Data extracted from a collection:
* * *
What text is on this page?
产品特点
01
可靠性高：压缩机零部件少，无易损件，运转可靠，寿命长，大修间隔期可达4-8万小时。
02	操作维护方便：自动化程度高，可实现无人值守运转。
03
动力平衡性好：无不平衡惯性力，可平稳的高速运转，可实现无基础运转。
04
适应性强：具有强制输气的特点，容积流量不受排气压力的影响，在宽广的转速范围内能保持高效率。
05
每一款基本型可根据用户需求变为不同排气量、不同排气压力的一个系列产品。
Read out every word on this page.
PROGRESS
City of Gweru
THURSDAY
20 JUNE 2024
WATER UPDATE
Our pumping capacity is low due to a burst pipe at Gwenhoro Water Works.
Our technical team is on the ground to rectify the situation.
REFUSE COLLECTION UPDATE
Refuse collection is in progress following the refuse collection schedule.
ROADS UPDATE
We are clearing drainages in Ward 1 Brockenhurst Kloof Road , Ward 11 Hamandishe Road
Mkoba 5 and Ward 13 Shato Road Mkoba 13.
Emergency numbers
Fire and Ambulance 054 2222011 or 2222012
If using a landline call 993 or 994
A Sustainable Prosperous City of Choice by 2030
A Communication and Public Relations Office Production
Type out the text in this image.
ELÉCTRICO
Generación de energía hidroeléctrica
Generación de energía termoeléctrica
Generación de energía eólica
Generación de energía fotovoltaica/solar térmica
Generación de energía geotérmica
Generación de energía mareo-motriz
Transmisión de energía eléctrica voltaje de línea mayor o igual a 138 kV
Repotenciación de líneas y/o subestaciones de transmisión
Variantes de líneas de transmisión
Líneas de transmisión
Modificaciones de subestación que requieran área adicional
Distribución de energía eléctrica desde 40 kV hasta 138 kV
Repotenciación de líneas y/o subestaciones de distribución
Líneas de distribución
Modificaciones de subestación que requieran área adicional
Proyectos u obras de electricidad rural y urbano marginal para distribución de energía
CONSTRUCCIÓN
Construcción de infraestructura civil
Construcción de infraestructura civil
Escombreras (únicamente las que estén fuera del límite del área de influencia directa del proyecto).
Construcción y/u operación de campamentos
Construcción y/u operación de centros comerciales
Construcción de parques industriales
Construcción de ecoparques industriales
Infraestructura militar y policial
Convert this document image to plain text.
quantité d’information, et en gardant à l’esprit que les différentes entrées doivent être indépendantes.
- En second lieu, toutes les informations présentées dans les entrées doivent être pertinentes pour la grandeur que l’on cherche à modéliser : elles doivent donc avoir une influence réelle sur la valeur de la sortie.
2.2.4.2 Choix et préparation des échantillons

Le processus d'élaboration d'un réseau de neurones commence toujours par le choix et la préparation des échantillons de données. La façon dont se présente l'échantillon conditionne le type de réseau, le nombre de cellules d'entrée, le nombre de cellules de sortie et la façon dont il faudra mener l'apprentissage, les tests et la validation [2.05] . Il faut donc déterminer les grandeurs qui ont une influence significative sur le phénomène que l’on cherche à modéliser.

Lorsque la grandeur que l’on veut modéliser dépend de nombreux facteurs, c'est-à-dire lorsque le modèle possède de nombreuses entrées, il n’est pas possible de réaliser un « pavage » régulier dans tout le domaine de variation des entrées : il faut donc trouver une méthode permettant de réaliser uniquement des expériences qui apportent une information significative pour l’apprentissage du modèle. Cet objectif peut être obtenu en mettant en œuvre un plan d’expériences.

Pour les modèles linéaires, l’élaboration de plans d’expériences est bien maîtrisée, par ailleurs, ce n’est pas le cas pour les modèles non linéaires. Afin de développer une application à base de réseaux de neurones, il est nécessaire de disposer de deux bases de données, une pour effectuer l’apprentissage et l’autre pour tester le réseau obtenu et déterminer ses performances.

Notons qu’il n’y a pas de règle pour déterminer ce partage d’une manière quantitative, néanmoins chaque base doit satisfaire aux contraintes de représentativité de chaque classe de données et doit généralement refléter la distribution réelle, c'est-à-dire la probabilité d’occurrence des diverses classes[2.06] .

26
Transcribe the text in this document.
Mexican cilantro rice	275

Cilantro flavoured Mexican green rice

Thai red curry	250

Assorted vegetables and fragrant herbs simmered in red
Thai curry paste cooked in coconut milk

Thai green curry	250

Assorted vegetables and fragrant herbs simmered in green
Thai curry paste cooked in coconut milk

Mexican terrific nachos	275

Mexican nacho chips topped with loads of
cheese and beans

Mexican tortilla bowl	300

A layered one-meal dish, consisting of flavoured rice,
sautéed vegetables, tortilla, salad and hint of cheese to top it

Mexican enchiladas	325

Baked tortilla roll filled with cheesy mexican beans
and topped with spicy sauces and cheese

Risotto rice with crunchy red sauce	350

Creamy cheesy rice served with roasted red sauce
* * *
> **Exercise goal**: State the number of lines in the records that include "cherche", and write nothing else.

> **Result for this task**: 2